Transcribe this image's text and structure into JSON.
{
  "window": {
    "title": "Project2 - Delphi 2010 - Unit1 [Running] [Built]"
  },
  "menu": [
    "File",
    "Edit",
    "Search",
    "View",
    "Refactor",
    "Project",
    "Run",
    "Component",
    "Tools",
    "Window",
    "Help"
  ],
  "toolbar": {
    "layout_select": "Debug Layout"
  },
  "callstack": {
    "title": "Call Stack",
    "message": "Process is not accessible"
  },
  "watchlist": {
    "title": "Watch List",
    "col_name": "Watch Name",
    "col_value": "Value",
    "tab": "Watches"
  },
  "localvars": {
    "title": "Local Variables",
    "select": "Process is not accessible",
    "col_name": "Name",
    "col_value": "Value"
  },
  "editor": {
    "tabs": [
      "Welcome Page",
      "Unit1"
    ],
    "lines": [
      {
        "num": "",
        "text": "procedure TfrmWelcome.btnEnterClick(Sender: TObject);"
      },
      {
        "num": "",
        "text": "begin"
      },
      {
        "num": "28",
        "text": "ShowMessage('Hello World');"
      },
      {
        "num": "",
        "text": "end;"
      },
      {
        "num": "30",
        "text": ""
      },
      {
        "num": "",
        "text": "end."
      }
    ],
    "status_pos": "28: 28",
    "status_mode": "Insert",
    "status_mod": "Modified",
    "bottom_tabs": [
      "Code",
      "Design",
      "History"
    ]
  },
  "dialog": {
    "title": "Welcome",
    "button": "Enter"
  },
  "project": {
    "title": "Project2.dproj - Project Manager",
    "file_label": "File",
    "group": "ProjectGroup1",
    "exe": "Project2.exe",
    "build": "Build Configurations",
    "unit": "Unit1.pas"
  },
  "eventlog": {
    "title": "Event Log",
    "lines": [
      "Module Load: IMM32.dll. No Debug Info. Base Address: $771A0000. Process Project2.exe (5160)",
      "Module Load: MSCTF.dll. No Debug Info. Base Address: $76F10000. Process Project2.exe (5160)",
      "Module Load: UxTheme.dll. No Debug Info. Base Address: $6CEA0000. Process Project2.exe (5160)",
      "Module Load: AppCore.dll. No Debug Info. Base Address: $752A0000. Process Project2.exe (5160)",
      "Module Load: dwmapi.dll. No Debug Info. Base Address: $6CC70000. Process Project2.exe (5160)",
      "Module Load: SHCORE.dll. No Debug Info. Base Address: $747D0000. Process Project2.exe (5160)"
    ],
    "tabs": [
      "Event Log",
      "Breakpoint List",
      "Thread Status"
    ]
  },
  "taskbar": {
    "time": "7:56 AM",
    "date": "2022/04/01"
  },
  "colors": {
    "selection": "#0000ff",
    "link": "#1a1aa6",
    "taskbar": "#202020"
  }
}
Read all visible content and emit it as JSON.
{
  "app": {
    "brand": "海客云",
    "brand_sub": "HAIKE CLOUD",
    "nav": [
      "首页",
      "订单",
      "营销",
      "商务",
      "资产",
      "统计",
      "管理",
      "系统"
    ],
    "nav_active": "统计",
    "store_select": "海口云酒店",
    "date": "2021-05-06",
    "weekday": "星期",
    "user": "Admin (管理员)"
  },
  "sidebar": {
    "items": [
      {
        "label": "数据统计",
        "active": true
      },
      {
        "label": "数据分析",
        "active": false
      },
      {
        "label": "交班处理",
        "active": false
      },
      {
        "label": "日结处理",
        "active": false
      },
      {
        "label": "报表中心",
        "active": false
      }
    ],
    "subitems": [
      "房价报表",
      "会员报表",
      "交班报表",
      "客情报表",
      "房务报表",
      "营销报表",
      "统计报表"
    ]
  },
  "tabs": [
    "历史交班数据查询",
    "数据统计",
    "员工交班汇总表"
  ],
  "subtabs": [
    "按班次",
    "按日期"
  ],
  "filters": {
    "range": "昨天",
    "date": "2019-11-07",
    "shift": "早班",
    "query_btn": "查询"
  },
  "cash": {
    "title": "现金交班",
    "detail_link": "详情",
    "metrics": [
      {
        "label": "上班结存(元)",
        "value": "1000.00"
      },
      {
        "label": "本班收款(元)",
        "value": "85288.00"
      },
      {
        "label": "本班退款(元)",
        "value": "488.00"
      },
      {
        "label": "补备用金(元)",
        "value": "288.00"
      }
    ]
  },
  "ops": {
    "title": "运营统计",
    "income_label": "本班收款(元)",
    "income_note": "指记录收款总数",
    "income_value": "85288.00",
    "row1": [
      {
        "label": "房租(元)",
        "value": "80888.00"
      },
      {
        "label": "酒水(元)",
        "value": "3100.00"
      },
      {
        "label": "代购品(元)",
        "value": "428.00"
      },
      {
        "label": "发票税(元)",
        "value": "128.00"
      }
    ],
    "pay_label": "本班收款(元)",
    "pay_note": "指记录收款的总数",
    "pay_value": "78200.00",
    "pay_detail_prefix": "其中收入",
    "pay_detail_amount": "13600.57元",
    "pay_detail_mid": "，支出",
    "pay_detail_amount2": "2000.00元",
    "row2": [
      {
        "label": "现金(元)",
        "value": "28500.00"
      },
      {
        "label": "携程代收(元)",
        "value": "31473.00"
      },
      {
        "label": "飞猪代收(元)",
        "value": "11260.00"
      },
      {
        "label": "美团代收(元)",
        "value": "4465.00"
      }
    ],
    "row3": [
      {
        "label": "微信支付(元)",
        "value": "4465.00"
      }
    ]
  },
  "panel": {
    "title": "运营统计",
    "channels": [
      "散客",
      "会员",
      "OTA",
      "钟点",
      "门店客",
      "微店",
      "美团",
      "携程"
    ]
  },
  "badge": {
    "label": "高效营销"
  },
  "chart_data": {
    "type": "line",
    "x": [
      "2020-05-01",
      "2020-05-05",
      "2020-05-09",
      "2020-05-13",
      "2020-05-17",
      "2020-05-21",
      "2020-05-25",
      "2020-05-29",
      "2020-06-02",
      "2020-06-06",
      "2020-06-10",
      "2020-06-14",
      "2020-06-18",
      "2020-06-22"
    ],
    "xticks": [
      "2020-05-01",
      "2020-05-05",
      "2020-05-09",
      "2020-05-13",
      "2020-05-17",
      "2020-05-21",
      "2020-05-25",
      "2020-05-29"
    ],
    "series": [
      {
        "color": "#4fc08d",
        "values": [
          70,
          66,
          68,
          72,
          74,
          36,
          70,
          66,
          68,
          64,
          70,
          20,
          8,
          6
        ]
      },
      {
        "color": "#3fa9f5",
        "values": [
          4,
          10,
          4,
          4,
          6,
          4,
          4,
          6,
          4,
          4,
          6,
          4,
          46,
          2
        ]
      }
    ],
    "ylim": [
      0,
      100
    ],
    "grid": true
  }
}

Exercise instructions ::
From the listing above, pick out every line containing "text".

Answer below ::
Transcribe this image's text and structure into JSON.
        "text": "procedure TfrmWelcome.btnEnterClick(Sender: TObject);"
        "text": "begin"
        "text": "ShowMessage('Hello World');"
        "text": "end;"
        "text": ""
        "text": "end."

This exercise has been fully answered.